* Given problem: Return the material word for word. Do not include the pictures.

* Provided records:
— begin —
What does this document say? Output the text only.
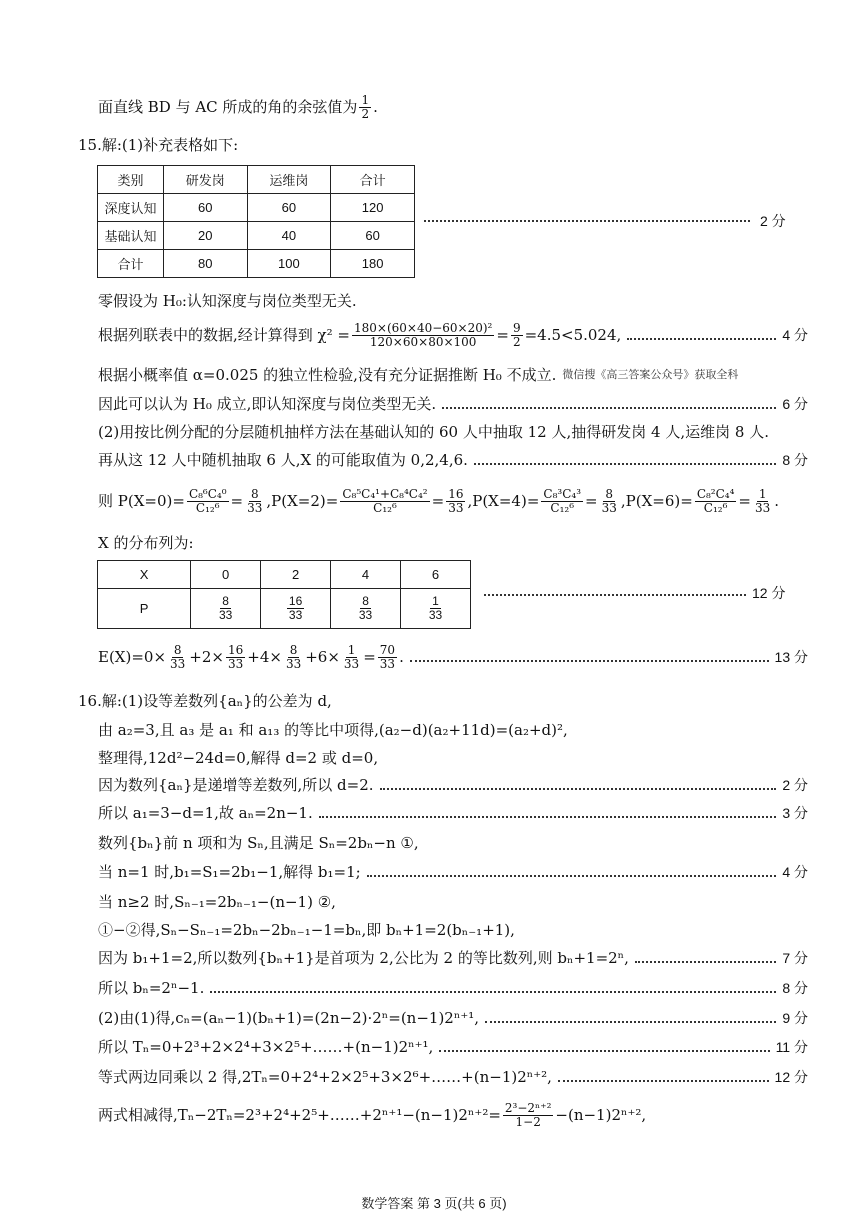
面直线 BD 与 AC 所成的角的余弦值为 $\frac{1}{2}$ .
15.解:(1)补充表格如下:
类别	研发岗	运维岗	合计
深度认知	60	60	120
基础认知	20	40	60
合计	80	100	180
2 分
零假设为 H₀:认知深度与岗位类型无关.
根据列联表中的数据,经计算得到 $\chi^2 = \frac{\text{180×(60×40−60×20)²}}{120\times 60\times 80\times 100} = \frac{9}{2} =4.5<5.024$,	4 分
根据小概率值 α=0.025 的独立性检验,没有充分证据推断 H₀ 不成立. 微信搜《高三答案公众号》获取全科
因此可以认为 H₀ 成立,即认知深度与岗位类型无关.	6 分
(2)用按比例分配的分层随机抽样方法在基础认知的 60 人中抽取 12 人,抽得研发岗 4 人,运维岗 8 人.
再从这 12 人中随机抽取 6 人,X 的可能取值为 0,2,4,6.	8 分
则 $P(X=0)= \frac{\text{C₈⁶C₄⁰}}{\text{C₁₂⁶}} = \frac{8}{33} ,P(X=2)= \frac{\text{C₈⁵C₄¹+C₈⁴C₄²}}{\text{C₁₂⁶}} = \frac{16}{33} ,P(X=4)= \frac{\text{C₈³C₄³}}{\text{C₁₂⁶}} = \frac{8}{33} ,P(X=6)= \frac{\text{C₈²C₄⁴}}{\text{C₁₂⁶}} = \frac{1}{33}$ .
X 的分布列为:
X	0	2	4	6
P	$\frac{8}{33}$	$\frac{16}{33}$	$\frac{8}{33}$	$\frac{1}{33}$
12 分
$E(X)=0\times \frac{8}{33} +2\times \frac{16}{33} +4\times \frac{8}{33} +6\times \frac{1}{33} = \frac{70}{33}$ .	13 分
16.解:(1)设等差数列{aₙ}的公差为 d,
由 a₂=3,且 a₃ 是 a₁ 和 a₁₃ 的等比中项得,(a₂−d)(a₂+11d)=(a₂+d)²,
整理得,12d²−24d=0,解得 d=2 或 d=0,
因为数列{aₙ}是递增等差数列,所以 d=2.	2 分
所以 a₁=3−d=1,故 aₙ=2n−1.	3 分
数列{bₙ}前 n 项和为 Sₙ,且满足 Sₙ=2bₙ−n ①,
当 n=1 时,b₁=S₁=2b₁−1,解得 b₁=1;	4 分
当 n≥2 时,Sₙ₋₁=2bₙ₋₁−(n−1) ②,
①−②得,Sₙ−Sₙ₋₁=2bₙ−2bₙ₋₁−1=bₙ,即 bₙ+1=2(bₙ₋₁+1),
因为 b₁+1=2,所以数列{bₙ+1}是首项为 2,公比为 2 的等比数列,则 bₙ+1=2ⁿ,	7 分
所以 bₙ=2ⁿ−1.	8 分
(2)由(1)得,cₙ=(aₙ−1)(bₙ+1)=(2n−2)·2ⁿ=(n−1)2ⁿ⁺¹,	9 分
所以 Tₙ=0+2³+2×2⁴+3×2⁵+……+(n−1)2ⁿ⁺¹,	11 分
等式两边同乘以 2 得,2Tₙ=0+2⁴+2×2⁵+3×2⁶+……+(n−1)2ⁿ⁺²,	12 分
两式相减得,Tₙ−2Tₙ=2³+2⁴+2⁵+……+2ⁿ⁺¹−(n−1)2ⁿ⁺²= $\frac{\text{2³−2ⁿ⁺²}}{1-2} -(n-1)2^{n+2}$,
数学答案 第 3 页(共 6 页)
— end —
* Written solution:
What does this document say? Output the text only.
面直线 BD 与 AC 所成的角的余弦值为 $\frac{1}{2}$ .
15.解:(1)补充表格如下:
类别	研发岗	运维岗	合计
深度认知	60	60	120
基础认知	20	40	60
合计	80	100	180
2 分
零假设为 H₀:认知深度与岗位类型无关.
根据列联表中的数据,经计算得到 $\chi^2 = \frac{\text{180×(60×40−60×20)²}}{120\times 60\times 80\times 100} = \frac{9}{2} =4.5<5.024$,	4 分
根据小概率值 α=0.025 的独立性检验,没有充分证据推断 H₀ 不成立. 微信搜《高三答案公众号》获取全科
因此可以认为 H₀ 成立,即认知深度与岗位类型无关.	6 分
(2)用按比例分配的分层随机抽样方法在基础认知的 60 人中抽取 12 人,抽得研发岗 4 人,运维岗 8 人.
再从这 12 人中随机抽取 6 人,X 的可能取值为 0,2,4,6.	8 分
则 $P(X=0)= \frac{\text{C₈⁶C₄⁰}}{\text{C₁₂⁶}} = \frac{8}{33} ,P(X=2)= \frac{\text{C₈⁵C₄¹+C₈⁴C₄²}}{\text{C₁₂⁶}} = \frac{16}{33} ,P(X=4)= \frac{\text{C₈³C₄³}}{\text{C₁₂⁶}} = \frac{8}{33} ,P(X=6)= \frac{\text{C₈²C₄⁴}}{\text{C₁₂⁶}} = \frac{1}{33}$ .
X 的分布列为:
X	0	2	4	6
P	$\frac{8}{33}$	$\frac{16}{33}$	$\frac{8}{33}$	$\frac{1}{33}$
12 分
$E(X)=0\times \frac{8}{33} +2\times \frac{16}{33} +4\times \frac{8}{33} +6\times \frac{1}{33} = \frac{70}{33}$ .	13 分
16.解:(1)设等差数列{aₙ}的公差为 d,
由 a₂=3,且 a₃ 是 a₁ 和 a₁₃ 的等比中项得,(a₂−d)(a₂+11d)=(a₂+d)²,
整理得,12d²−24d=0,解得 d=2 或 d=0,
因为数列{aₙ}是递增等差数列,所以 d=2.	2 分
所以 a₁=3−d=1,故 aₙ=2n−1.	3 分
数列{bₙ}前 n 项和为 Sₙ,且满足 Sₙ=2bₙ−n ①,
当 n=1 时,b₁=S₁=2b₁−1,解得 b₁=1;	4 分
当 n≥2 时,Sₙ₋₁=2bₙ₋₁−(n−1) ②,
①−②得,Sₙ−Sₙ₋₁=2bₙ−2bₙ₋₁−1=bₙ,即 bₙ+1=2(bₙ₋₁+1),
因为 b₁+1=2,所以数列{bₙ+1}是首项为 2,公比为 2 的等比数列,则 bₙ+1=2ⁿ,	7 分
所以 bₙ=2ⁿ−1.	8 分
(2)由(1)得,cₙ=(aₙ−1)(bₙ+1)=(2n−2)·2ⁿ=(n−1)2ⁿ⁺¹,	9 分
所以 Tₙ=0+2³+2×2⁴+3×2⁵+……+(n−1)2ⁿ⁺¹,	11 分
等式两边同乘以 2 得,2Tₙ=0+2⁴+2×2⁵+3×2⁶+……+(n−1)2ⁿ⁺²,	12 分
两式相减得,Tₙ−2Tₙ=2³+2⁴+2⁵+……+2ⁿ⁺¹−(n−1)2ⁿ⁺²= $\frac{\text{2³−2ⁿ⁺²}}{1-2} -(n-1)2^{n+2}$,
数学答案 第 3 页(共 6 页)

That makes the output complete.